### [To do]
Go through the data below and copy it exactly, skipping every picture.

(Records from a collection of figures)
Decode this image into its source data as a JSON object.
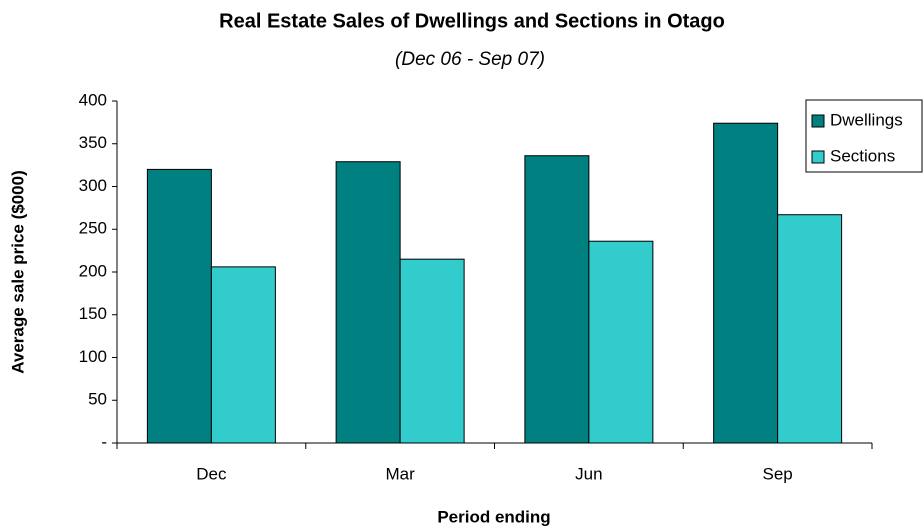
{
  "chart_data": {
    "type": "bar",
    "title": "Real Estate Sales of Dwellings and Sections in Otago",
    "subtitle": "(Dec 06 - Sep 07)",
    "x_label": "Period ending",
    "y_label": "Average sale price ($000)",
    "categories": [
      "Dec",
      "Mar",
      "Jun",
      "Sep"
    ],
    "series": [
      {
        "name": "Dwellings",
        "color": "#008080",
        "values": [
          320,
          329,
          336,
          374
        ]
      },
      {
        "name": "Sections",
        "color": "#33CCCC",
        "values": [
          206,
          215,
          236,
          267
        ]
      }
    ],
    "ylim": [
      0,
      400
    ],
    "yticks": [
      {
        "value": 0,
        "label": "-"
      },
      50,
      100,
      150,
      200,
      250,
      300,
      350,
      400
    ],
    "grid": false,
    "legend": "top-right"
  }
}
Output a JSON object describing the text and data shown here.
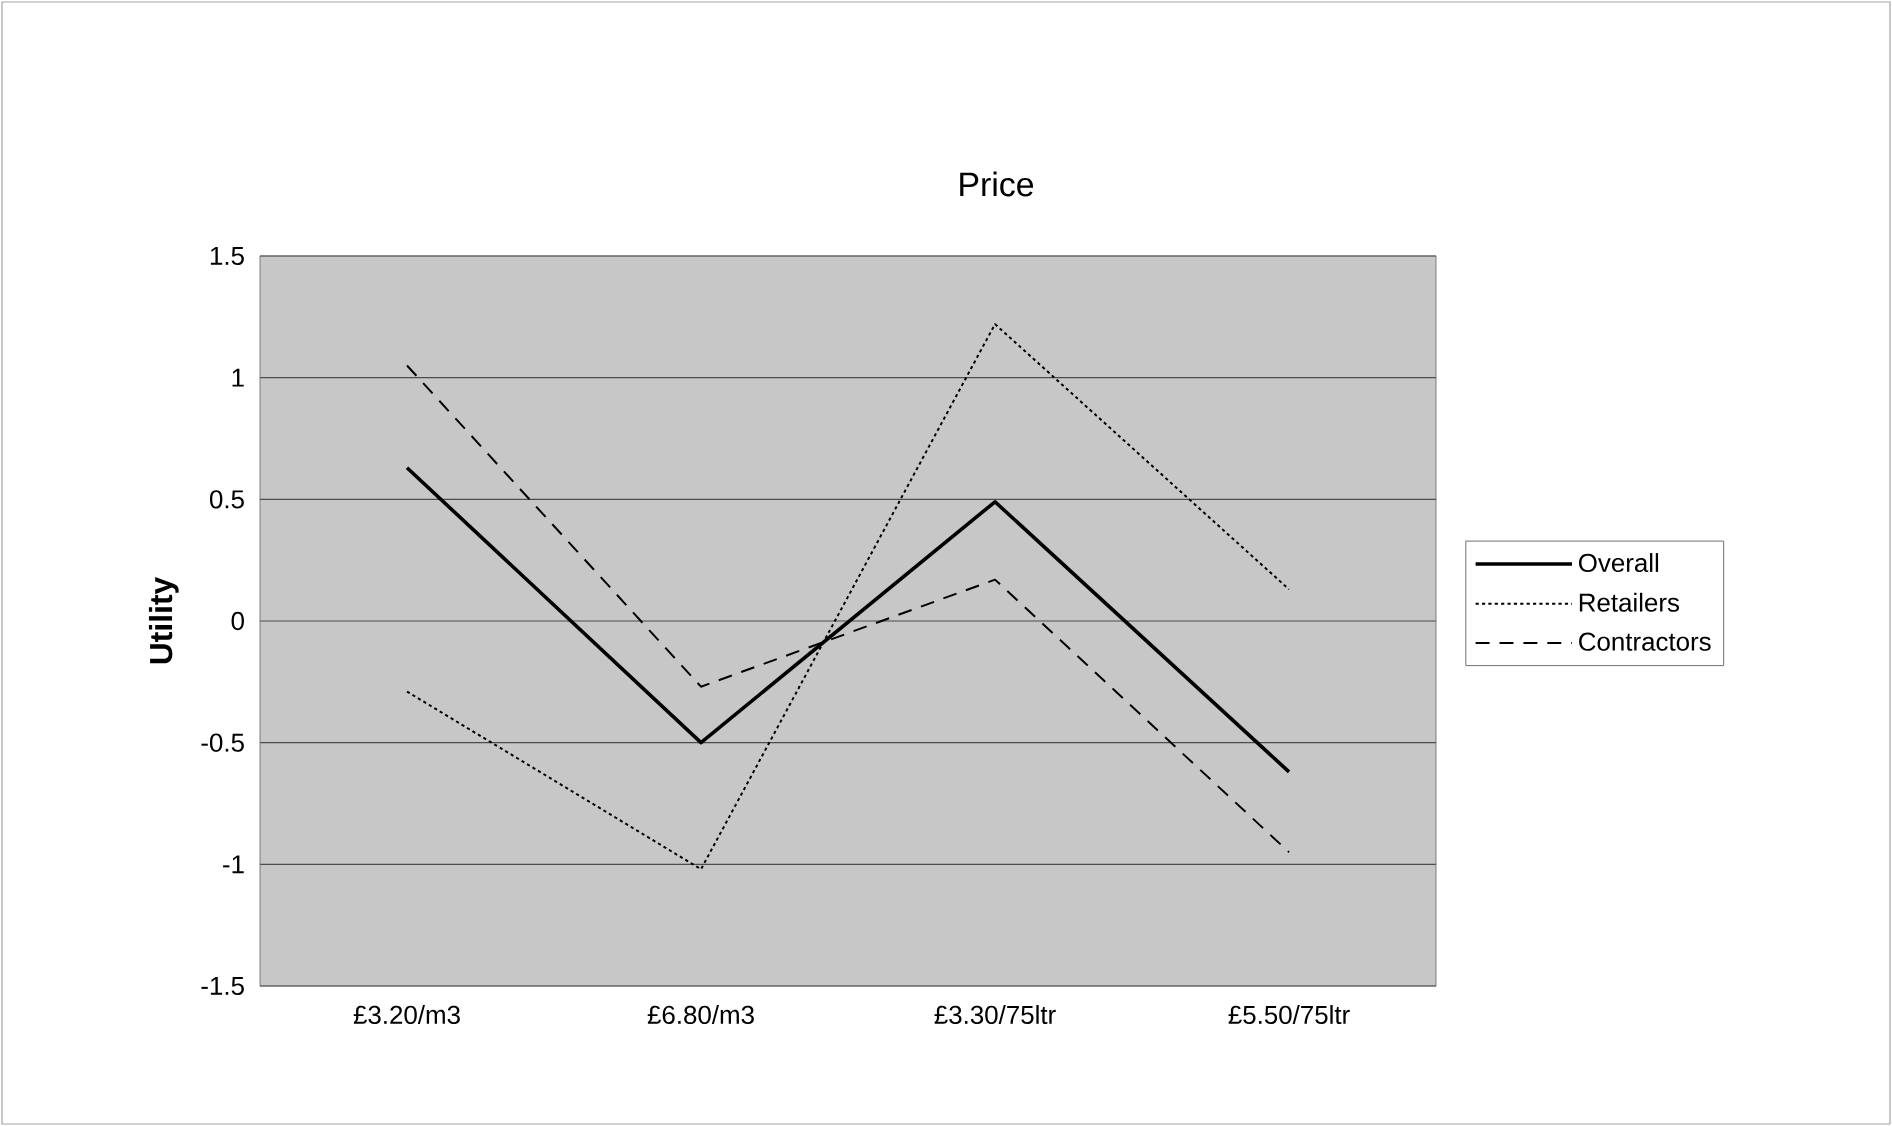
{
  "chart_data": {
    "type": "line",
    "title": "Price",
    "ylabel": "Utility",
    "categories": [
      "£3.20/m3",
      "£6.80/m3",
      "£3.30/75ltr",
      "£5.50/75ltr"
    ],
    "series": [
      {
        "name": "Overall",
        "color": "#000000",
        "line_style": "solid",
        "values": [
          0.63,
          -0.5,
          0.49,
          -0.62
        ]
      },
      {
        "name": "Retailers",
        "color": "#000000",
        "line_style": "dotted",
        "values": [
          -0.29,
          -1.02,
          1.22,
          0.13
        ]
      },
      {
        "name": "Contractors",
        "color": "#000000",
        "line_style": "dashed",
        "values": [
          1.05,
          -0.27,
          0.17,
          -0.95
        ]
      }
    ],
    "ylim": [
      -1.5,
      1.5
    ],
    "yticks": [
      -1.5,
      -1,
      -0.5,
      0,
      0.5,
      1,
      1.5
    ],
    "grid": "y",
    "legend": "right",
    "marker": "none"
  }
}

### [Written answer]
Decode this image into its source data as a JSON object.
{
  "chart_data": {
    "type": "bar",
    "title": "Real Estate Sales of Dwellings and Sections in Otago",
    "subtitle": "(Dec 06 - Sep 07)",
    "x_label": "Period ending",
    "y_label": "Average sale price ($000)",
    "categories": [
      "Dec",
      "Mar",
      "Jun",
      "Sep"
    ],
    "series": [
      {
        "name": "Dwellings",
        "color": "#008080",
        "values": [
          320,
          329,
          336,
          374
        ]
      },
      {
        "name": "Sections",
        "color": "#33CCCC",
        "values": [
          206,
          215,
          236,
          267
        ]
      }
    ],
    "ylim": [
      0,
      400
    ],
    "yticks": [
      {
        "value": 0,
        "label": "-"
      },
      50,
      100,
      150,
      200,
      250,
      300,
      350,
      400
    ],
    "grid": false,
    "legend": "top-right"
  }
}
Output a JSON object describing the text and data shown here.
{
  "chart_data": {
    "type": "line",
    "title": "Price",
    "ylabel": "Utility",
    "categories": [
      "£3.20/m3",
      "£6.80/m3",
      "£3.30/75ltr",
      "£5.50/75ltr"
    ],
    "series": [
      {
        "name": "Overall",
        "color": "#000000",
        "line_style": "solid",
        "values": [
          0.63,
          -0.5,
          0.49,
          -0.62
        ]
      },
      {
        "name": "Retailers",
        "color": "#000000",
        "line_style": "dotted",
        "values": [
          -0.29,
          -1.02,
          1.22,
          0.13
        ]
      },
      {
        "name": "Contractors",
        "color": "#000000",
        "line_style": "dashed",
        "values": [
          1.05,
          -0.27,
          0.17,
          -0.95
        ]
      }
    ],
    "ylim": [
      -1.5,
      1.5
    ],
    "yticks": [
      -1.5,
      -1,
      -0.5,
      0,
      0.5,
      1,
      1.5
    ],
    "grid": "y",
    "legend": "right",
    "marker": "none"
  }
}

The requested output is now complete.